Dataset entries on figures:
• • • • •

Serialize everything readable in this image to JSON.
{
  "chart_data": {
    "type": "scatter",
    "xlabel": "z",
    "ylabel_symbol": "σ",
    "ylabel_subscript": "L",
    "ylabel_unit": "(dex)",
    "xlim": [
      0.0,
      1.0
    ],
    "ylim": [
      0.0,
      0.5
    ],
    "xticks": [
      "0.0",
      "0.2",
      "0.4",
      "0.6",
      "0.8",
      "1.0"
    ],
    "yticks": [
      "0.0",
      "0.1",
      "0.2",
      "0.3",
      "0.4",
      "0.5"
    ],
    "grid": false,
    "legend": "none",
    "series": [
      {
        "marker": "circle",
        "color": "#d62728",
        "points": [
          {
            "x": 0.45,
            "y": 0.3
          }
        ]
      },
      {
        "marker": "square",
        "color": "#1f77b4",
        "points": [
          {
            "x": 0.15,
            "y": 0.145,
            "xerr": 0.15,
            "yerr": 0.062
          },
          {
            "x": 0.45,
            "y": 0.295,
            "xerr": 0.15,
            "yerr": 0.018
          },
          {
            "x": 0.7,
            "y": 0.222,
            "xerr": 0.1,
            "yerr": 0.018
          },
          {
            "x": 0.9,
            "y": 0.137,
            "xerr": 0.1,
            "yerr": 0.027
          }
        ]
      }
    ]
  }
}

• • • • •

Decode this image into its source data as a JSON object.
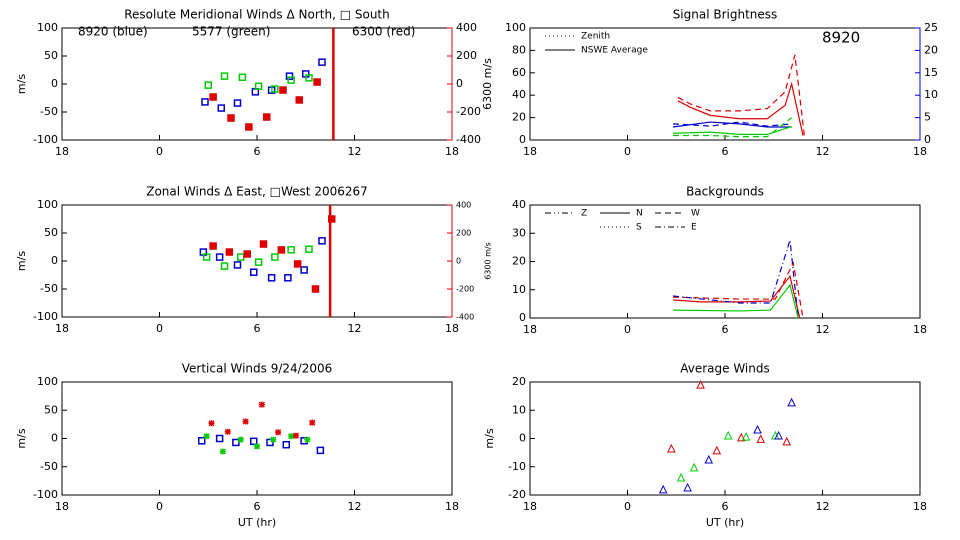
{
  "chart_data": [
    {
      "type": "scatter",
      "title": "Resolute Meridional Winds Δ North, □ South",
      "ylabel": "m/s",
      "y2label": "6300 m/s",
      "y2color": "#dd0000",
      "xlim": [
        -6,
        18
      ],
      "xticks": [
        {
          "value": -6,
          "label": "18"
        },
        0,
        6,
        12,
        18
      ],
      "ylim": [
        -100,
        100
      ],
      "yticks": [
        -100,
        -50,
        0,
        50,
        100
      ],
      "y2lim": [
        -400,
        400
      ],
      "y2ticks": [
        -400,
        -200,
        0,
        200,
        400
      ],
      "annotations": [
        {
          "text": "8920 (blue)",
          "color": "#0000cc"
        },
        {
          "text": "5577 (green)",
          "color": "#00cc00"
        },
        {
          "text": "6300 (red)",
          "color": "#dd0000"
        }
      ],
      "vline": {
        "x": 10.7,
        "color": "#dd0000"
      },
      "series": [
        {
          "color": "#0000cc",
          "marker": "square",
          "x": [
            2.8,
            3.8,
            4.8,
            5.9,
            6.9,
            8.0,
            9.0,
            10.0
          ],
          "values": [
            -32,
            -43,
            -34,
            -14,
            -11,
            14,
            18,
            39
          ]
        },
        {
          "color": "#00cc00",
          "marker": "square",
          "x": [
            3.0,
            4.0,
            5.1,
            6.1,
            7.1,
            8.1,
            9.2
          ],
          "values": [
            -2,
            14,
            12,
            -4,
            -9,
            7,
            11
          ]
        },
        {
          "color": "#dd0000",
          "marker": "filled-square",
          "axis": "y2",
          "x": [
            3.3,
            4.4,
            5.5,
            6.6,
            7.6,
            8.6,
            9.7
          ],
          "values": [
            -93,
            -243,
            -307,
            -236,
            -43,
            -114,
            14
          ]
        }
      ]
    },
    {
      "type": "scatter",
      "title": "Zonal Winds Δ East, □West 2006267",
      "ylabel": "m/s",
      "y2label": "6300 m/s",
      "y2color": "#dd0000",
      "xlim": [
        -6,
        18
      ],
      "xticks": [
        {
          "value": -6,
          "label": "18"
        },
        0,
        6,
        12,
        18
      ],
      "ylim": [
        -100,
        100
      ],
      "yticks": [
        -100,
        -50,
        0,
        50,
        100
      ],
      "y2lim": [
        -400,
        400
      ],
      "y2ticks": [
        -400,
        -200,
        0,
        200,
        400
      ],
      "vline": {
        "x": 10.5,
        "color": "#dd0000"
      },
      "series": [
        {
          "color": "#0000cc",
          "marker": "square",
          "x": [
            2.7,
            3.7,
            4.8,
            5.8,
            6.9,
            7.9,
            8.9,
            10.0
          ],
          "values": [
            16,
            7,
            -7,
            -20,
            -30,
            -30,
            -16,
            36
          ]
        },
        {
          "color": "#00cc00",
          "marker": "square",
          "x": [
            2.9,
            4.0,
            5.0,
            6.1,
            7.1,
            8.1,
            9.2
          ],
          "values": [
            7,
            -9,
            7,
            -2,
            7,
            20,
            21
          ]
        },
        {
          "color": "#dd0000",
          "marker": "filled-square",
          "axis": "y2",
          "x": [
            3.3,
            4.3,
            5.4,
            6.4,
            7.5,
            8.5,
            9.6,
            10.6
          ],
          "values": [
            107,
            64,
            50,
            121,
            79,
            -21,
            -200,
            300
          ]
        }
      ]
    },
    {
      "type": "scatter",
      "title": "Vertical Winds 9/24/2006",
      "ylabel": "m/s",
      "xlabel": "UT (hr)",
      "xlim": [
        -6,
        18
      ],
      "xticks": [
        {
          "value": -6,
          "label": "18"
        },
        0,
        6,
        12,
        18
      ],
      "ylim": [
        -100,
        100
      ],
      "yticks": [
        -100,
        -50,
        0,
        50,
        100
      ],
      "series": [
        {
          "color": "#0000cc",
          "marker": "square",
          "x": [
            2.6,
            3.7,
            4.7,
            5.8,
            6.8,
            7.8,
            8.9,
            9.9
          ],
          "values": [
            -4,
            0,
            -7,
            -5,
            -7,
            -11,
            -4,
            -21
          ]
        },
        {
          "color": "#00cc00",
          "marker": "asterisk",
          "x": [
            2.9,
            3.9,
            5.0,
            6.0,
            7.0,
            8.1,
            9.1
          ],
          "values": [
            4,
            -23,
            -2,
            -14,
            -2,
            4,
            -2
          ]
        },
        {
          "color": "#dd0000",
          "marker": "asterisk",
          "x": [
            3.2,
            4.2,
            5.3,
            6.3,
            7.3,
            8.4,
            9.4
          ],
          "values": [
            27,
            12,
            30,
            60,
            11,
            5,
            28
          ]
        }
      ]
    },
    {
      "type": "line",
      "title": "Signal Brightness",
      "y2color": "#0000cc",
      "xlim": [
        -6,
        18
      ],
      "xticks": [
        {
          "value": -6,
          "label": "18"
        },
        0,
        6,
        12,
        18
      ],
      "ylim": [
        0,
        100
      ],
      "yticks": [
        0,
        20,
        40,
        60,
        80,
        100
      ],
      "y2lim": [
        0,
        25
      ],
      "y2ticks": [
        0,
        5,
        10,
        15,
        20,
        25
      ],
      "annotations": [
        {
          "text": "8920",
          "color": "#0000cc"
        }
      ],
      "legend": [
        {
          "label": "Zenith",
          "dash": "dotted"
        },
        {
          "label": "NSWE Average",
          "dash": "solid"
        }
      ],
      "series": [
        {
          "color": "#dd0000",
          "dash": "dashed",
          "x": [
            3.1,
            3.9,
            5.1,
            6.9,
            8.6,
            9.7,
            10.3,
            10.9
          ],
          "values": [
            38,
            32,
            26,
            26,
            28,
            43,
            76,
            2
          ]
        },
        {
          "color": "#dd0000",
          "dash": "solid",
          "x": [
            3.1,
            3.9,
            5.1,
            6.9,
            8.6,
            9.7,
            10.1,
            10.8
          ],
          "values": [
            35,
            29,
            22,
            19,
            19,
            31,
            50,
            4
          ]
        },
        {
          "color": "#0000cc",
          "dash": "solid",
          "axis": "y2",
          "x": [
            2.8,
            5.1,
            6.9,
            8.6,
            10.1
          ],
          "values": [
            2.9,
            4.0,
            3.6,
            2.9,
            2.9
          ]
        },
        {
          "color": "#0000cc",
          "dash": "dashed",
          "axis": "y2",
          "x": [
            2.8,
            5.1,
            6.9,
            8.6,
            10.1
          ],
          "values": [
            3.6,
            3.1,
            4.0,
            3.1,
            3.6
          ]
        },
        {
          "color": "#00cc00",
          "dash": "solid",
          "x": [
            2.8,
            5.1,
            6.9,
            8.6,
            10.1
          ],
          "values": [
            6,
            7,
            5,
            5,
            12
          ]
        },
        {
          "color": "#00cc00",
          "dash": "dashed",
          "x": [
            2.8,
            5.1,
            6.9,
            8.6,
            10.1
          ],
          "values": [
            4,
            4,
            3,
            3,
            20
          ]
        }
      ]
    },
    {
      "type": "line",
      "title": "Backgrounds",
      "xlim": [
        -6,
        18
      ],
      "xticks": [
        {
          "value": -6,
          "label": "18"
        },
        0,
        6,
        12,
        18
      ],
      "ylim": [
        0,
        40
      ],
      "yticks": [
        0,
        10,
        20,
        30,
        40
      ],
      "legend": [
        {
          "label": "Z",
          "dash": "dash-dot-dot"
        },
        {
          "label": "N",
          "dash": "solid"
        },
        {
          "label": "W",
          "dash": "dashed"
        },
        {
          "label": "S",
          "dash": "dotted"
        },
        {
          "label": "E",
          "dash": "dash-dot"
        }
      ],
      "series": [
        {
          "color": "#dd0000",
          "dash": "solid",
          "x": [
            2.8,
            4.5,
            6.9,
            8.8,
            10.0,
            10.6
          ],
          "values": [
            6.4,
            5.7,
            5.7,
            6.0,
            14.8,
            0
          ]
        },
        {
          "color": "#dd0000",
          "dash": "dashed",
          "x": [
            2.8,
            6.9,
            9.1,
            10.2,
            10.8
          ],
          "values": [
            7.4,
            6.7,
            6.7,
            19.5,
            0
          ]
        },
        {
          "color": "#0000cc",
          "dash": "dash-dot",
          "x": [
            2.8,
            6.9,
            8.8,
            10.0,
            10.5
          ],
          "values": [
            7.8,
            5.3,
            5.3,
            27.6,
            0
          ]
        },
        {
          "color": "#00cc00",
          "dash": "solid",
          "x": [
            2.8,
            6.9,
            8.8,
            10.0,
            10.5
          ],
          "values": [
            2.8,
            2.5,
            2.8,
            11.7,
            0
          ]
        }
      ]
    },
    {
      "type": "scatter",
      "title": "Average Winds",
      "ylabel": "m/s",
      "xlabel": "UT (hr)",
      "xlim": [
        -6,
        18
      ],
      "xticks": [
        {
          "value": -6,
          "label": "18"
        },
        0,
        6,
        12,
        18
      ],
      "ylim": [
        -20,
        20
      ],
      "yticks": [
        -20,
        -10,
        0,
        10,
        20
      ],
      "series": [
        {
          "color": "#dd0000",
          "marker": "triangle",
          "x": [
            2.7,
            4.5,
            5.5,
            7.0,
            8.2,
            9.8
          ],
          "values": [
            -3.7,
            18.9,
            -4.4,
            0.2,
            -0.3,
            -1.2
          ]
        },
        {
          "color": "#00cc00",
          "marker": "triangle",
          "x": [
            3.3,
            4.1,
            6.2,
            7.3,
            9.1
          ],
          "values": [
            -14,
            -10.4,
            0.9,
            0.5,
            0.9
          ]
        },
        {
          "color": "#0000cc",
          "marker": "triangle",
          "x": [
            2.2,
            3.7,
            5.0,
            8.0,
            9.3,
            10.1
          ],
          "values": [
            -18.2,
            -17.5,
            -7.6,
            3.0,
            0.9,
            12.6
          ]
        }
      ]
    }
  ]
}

• • • • •

_EXERCISE DIRECTIONS_
Pick out all lines containing the string "image".

_OUTPUT OF THE EXERCISE_
Serialize everything readable in this image to JSON.
Decode this image into its source data as a JSON object.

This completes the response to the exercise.